Passage ->
========================================================================

Alphabet (GOOGL) has been holding up well recently even as other tech stocks come under pressure.

Alphabet’s business model is built around turning massive global user engagement into revenue through advertising, cloud services, and a growing portfolio of AI‑powered products.

 

It reinvests heavily in long‑term bets like autonomous driving, health tech, and advanced AI, while its core Google ecosystem (Search, YouTube, Android, Maps, and Workspace) provides the stable, high‑margin cash flow that funds future innovation.

The Barchart Technical Opinion rating is a 56% Buy with a Weakest short term outlook on maintaining the current direction.

Long term indicators fully support a continuation of the trend.

Rather than just buying the stock, savvy traders can use the options market to find smart ways to trade Alphabet stock without risking too much capital.

Today, we’re going to look at a couple of bull call spread trades on Alphabet stock.

Here are the parameters for finding some bull call spread trade ideas on GOOGL.

  • Symbol equals GOOGL
  • Probability of Profit above 40%
  • Moneyness -10% to 0%
  • Days to expiration 30 to 150

Here are the results of that particular screener:

Let’s analyze some of these ideas.

Bull Call Spread 1: July 17th $315 – $350 Bull Call Spread

As a reminder, A bull call spread is a bullish defined risk option strategy. To execute a bull call spread an investor would buy a call option and then sell a further out-of-the-money call.

Let’s use the first line item as an example. This bull call spread trade involves buying the July 17th expiry $315 strike call and selling the $350 strike call.

========================================================================

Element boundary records
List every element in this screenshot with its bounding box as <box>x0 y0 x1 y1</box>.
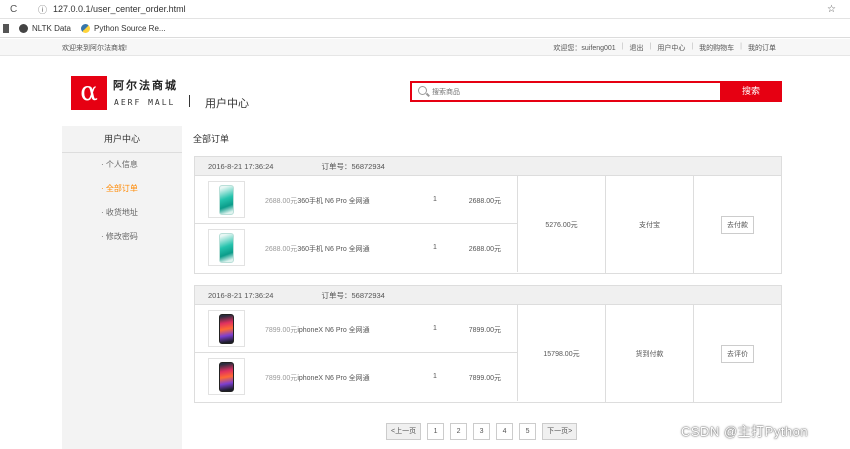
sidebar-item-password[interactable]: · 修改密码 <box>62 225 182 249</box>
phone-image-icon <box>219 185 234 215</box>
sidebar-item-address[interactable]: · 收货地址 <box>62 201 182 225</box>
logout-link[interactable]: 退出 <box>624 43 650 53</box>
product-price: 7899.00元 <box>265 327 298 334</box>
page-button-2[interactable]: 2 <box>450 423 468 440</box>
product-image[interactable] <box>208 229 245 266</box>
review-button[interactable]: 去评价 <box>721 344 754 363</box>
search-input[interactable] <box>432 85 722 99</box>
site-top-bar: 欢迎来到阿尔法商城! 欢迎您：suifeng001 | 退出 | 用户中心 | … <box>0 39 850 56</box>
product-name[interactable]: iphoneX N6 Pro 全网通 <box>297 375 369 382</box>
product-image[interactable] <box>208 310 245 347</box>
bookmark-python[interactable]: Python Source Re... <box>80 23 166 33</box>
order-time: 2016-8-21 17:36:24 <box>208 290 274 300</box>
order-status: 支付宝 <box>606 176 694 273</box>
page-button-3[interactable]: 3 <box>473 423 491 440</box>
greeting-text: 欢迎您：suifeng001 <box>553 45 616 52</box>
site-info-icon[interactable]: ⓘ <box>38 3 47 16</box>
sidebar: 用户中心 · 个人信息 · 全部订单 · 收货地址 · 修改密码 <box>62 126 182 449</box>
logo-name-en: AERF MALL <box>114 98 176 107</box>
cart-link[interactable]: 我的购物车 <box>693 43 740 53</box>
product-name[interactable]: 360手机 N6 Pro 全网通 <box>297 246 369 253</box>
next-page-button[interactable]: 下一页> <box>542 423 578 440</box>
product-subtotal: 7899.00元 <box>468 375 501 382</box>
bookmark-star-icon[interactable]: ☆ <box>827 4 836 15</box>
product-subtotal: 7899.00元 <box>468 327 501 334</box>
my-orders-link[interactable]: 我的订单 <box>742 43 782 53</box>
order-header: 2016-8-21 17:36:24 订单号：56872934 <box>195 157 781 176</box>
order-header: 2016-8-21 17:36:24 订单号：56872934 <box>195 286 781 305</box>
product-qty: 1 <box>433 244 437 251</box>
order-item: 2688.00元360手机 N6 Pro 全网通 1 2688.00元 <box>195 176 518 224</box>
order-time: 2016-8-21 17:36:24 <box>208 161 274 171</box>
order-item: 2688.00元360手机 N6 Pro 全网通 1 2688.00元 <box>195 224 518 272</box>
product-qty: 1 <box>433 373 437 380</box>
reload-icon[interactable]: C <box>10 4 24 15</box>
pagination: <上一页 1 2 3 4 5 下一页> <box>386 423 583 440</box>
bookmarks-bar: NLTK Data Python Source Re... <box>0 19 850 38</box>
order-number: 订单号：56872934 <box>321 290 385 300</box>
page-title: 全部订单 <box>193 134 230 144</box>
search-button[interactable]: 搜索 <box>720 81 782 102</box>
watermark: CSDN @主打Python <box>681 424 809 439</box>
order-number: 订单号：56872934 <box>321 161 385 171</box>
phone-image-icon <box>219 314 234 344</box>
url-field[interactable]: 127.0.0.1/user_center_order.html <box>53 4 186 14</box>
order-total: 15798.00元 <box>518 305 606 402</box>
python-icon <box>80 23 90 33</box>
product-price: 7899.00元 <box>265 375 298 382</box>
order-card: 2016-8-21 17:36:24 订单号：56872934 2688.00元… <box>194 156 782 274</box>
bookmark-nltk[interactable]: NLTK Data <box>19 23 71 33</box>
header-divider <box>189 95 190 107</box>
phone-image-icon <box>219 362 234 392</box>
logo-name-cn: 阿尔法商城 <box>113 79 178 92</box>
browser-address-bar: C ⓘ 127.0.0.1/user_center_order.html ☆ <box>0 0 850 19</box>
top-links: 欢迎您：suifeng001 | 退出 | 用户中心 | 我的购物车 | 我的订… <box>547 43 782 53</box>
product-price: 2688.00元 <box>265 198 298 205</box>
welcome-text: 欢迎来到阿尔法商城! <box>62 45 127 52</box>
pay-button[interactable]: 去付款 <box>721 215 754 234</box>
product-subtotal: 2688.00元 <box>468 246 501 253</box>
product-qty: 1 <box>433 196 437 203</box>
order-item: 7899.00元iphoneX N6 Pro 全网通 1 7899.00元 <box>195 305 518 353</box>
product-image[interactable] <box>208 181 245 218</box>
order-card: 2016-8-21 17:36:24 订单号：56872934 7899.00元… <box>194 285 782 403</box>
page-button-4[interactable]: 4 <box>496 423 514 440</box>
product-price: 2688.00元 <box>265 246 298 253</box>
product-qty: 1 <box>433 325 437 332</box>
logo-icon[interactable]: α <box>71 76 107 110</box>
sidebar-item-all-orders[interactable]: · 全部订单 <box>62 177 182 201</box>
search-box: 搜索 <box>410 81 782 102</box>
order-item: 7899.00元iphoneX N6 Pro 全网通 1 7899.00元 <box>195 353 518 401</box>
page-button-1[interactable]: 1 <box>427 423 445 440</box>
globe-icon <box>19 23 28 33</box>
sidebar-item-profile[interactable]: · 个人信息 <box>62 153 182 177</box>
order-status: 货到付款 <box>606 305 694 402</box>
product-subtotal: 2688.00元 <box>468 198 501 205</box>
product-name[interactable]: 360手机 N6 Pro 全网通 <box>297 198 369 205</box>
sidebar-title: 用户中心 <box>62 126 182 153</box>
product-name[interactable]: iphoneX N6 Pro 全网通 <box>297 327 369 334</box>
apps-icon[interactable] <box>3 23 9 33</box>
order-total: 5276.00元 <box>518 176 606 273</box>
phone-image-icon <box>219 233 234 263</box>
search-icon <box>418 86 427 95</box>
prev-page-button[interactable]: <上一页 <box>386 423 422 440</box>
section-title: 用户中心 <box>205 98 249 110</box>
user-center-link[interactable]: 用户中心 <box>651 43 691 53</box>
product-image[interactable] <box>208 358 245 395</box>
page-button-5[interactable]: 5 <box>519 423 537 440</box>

========================================================================

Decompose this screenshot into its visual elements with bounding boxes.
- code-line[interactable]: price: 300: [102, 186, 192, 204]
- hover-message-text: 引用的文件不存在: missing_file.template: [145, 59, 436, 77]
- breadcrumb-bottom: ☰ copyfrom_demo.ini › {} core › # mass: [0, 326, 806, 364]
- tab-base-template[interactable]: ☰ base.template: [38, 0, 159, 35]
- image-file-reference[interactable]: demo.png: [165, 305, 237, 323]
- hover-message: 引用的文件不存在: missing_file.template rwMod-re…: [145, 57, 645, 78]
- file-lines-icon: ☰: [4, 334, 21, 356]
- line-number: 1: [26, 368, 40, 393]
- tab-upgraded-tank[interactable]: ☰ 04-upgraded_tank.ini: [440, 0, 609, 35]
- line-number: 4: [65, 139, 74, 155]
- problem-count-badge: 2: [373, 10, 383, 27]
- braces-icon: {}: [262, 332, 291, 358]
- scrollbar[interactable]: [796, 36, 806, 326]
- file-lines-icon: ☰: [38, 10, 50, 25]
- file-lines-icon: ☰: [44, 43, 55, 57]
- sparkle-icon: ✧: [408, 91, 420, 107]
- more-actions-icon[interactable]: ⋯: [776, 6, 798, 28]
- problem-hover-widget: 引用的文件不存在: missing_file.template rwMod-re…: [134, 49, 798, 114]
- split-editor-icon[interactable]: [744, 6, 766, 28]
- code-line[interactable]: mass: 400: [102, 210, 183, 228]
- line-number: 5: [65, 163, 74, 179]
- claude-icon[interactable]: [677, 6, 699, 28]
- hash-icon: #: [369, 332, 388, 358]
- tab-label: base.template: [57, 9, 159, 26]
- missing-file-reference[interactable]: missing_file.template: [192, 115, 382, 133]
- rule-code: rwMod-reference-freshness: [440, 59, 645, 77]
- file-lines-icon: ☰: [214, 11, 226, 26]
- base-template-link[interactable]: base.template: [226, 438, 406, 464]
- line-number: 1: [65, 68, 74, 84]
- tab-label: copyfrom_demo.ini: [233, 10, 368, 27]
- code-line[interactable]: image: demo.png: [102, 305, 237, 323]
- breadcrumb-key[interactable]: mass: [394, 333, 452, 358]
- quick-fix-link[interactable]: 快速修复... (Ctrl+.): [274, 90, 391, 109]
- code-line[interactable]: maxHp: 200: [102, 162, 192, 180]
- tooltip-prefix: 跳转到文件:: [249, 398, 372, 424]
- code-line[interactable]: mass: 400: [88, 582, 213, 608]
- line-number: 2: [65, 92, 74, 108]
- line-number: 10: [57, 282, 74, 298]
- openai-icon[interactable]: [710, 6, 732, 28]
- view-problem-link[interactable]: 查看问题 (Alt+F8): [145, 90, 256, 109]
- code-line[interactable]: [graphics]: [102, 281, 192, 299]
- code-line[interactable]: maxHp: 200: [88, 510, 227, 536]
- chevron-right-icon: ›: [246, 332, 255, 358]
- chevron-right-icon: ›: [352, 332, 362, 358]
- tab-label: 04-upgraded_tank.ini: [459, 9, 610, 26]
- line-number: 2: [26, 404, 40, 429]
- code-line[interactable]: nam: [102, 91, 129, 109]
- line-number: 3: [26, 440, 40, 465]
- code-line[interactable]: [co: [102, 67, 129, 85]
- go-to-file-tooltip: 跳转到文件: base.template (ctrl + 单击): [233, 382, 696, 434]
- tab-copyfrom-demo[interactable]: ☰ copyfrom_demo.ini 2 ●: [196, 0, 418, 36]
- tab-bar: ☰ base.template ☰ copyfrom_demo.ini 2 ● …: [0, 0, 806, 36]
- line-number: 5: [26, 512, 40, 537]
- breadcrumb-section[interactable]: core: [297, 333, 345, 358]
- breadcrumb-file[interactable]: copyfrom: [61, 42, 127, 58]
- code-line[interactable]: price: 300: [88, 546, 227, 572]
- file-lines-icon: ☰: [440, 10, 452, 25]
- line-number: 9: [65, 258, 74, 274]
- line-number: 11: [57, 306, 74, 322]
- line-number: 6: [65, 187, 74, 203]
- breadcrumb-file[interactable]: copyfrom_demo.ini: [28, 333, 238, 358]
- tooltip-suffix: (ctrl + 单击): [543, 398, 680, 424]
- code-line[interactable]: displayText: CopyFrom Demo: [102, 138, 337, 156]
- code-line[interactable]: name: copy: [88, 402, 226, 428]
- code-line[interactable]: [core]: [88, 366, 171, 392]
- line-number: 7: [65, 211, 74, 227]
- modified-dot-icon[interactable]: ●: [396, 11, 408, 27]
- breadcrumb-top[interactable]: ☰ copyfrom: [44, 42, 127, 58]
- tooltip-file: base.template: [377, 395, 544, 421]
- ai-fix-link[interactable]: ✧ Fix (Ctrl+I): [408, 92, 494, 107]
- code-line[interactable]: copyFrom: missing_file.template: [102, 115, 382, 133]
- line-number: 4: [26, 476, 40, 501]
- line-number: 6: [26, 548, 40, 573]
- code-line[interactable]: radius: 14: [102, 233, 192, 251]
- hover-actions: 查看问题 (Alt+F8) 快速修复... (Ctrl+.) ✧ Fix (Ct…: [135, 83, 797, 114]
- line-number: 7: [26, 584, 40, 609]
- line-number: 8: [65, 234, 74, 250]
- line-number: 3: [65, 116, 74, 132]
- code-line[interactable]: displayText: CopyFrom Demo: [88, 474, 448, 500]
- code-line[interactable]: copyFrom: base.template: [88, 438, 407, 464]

========================================================================

Problems to work on ->
**1.** Summarize the passage on Alphabet stock in two sentences.
**2.** Continue the passage on Alphabet bull call spreads from where it stops.

Exercise results ->
**1.** Alphabet stock has held up well while other tech stocks are under pressure, and the company turns global user engagement into revenue through advertising, cloud services and AI-powered products, with its core Google ecosystem funding long-term bets. The passage screens for bull call spread trades on GOOGL and starts analyzing one that buys the July 17th $315 strike call and sells the $350 strike call.

**2.**
Buying this spread costs around $13.60 or $1,360 per contract. That is also the maximum possible loss on the trade. The maximum potential gain can be calculated by taking the spread width, less the premium paid and multiplying by 100. That give us:

35 – 13.60 x 100 = $2,140.

If we take the maximum gain divided by the maximum loss, we see the trade has a return potential of 157.35%.

The probability of profit is 40.1%, although this is just an estimate and does not indicate the probability of achieving the maximum profit.

The spread will achieve the maximum profit if GOOGL closes above $350 on July 17. The maximum loss will occur if GOOGL closes below $315 on July 17, which would see the trader lose the $1,360 premium on the trade. 

The breakeven point for the Bull Call Spread is $328.60 which is calculated as $315 plus the $13.60 option premium per contract.

Bull Call Spread 2: June 18th $315 – $330 Bull call Spread

The next example is on the second last line and involves buying the $315 June 18th call and selling the $330 call.

Buying this spread costs around $6.80 or $680 per contract. That is also the maximum possible loss on the trade. The maximum potential gain can be calculated by taking the spread width, less the premium paid and multiplying by 100. That give us:

15 – 6.80 x 100 = $820.

If we take the maximum gain divided by the maximum loss, we see the trade has a return potential of 120.59%.

The probability of profit is 38.2%, although this is just an estimate and does not indicate the probability of achieving the maximum profit.

Mitigating Risk

With any option trade, it’s important to have a plan in place on how you will manage the trade if it moves against you.

For a bull call spread, setting a stop loss of 50% of the premium paid is a good idea. In the first GOOGL example above, that would be a loss of around $680. For the second example, the stop loss would be around $340.

Traders may also consider a stop loss if GOOGL breaks below key support at $296.25.

Please remember that options are risky, and investors can lose 100% of their investment. This article is for education purposes only and not a trade recommendation. Remember to always do your own due diligence and consult your financial advisor before making any investment decisions.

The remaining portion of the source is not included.